▶ **PROBLEM**: All records below must be retyped exactly.

_____

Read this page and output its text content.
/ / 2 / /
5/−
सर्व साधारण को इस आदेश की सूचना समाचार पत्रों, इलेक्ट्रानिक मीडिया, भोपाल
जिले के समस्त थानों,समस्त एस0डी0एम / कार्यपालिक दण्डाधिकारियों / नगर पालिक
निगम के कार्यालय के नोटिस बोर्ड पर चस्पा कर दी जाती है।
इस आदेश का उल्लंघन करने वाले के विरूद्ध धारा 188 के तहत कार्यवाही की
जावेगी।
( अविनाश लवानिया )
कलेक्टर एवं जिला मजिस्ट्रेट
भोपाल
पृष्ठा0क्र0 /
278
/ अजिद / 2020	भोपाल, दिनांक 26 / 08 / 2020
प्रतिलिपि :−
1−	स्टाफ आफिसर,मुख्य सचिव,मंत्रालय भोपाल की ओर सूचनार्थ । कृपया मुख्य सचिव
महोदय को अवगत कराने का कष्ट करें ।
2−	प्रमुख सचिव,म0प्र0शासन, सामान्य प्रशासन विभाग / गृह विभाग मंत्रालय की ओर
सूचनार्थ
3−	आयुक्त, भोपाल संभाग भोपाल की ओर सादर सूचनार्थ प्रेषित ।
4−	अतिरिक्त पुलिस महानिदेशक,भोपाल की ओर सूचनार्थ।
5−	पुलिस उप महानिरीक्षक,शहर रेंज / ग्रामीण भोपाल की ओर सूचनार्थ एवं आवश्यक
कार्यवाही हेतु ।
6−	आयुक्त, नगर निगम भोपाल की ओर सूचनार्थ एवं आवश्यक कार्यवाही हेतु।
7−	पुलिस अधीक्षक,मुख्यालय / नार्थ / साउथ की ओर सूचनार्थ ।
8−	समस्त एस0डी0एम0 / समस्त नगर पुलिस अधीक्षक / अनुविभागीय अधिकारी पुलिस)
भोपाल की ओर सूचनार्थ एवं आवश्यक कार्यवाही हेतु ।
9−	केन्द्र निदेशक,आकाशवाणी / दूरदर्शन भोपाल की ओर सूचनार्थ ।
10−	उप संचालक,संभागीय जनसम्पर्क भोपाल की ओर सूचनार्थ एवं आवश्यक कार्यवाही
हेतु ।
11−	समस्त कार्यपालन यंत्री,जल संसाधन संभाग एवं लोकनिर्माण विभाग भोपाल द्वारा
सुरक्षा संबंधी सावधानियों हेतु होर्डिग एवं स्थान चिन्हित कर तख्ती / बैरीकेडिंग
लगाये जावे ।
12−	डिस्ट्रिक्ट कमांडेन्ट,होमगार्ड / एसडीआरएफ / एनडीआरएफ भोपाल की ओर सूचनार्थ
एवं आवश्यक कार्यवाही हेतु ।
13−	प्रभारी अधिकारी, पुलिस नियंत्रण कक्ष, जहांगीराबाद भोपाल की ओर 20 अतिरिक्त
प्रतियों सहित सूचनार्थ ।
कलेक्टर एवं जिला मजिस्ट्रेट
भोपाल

_____

▶ **COMPLETED TASK**:
Read this page and output its text content.
/ / 2 / /
5/−
सर्व साधारण को इस आदेश की सूचना समाचार पत्रों, इलेक्ट्रानिक मीडिया, भोपाल
जिले के समस्त थानों,समस्त एस0डी0एम / कार्यपालिक दण्डाधिकारियों / नगर पालिक
निगम के कार्यालय के नोटिस बोर्ड पर चस्पा कर दी जाती है।
इस आदेश का उल्लंघन करने वाले के विरूद्ध धारा 188 के तहत कार्यवाही की
जावेगी।
( अविनाश लवानिया )
कलेक्टर एवं जिला मजिस्ट्रेट
भोपाल
पृष्ठा0क्र0 /
278
/ अजिद / 2020	भोपाल, दिनांक 26 / 08 / 2020
प्रतिलिपि :−
1−	स्टाफ आफिसर,मुख्य सचिव,मंत्रालय भोपाल की ओर सूचनार्थ । कृपया मुख्य सचिव
महोदय को अवगत कराने का कष्ट करें ।
2−	प्रमुख सचिव,म0प्र0शासन, सामान्य प्रशासन विभाग / गृह विभाग मंत्रालय की ओर
सूचनार्थ
3−	आयुक्त, भोपाल संभाग भोपाल की ओर सादर सूचनार्थ प्रेषित ।
4−	अतिरिक्त पुलिस महानिदेशक,भोपाल की ओर सूचनार्थ।
5−	पुलिस उप महानिरीक्षक,शहर रेंज / ग्रामीण भोपाल की ओर सूचनार्थ एवं आवश्यक
कार्यवाही हेतु ।
6−	आयुक्त, नगर निगम भोपाल की ओर सूचनार्थ एवं आवश्यक कार्यवाही हेतु।
7−	पुलिस अधीक्षक,मुख्यालय / नार्थ / साउथ की ओर सूचनार्थ ।
8−	समस्त एस0डी0एम0 / समस्त नगर पुलिस अधीक्षक / अनुविभागीय अधिकारी पुलिस)
भोपाल की ओर सूचनार्थ एवं आवश्यक कार्यवाही हेतु ।
9−	केन्द्र निदेशक,आकाशवाणी / दूरदर्शन भोपाल की ओर सूचनार्थ ।
10−	उप संचालक,संभागीय जनसम्पर्क भोपाल की ओर सूचनार्थ एवं आवश्यक कार्यवाही
हेतु ।
11−	समस्त कार्यपालन यंत्री,जल संसाधन संभाग एवं लोकनिर्माण विभाग भोपाल द्वारा
सुरक्षा संबंधी सावधानियों हेतु होर्डिग एवं स्थान चिन्हित कर तख्ती / बैरीकेडिंग
लगाये जावे ।
12−	डिस्ट्रिक्ट कमांडेन्ट,होमगार्ड / एसडीआरएफ / एनडीआरएफ भोपाल की ओर सूचनार्थ
एवं आवश्यक कार्यवाही हेतु ।
13−	प्रभारी अधिकारी, पुलिस नियंत्रण कक्ष, जहांगीराबाद भोपाल की ओर 20 अतिरिक्त
प्रतियों सहित सूचनार्थ ।
कलेक्टर एवं जिला मजिस्ट्रेट
भोपाल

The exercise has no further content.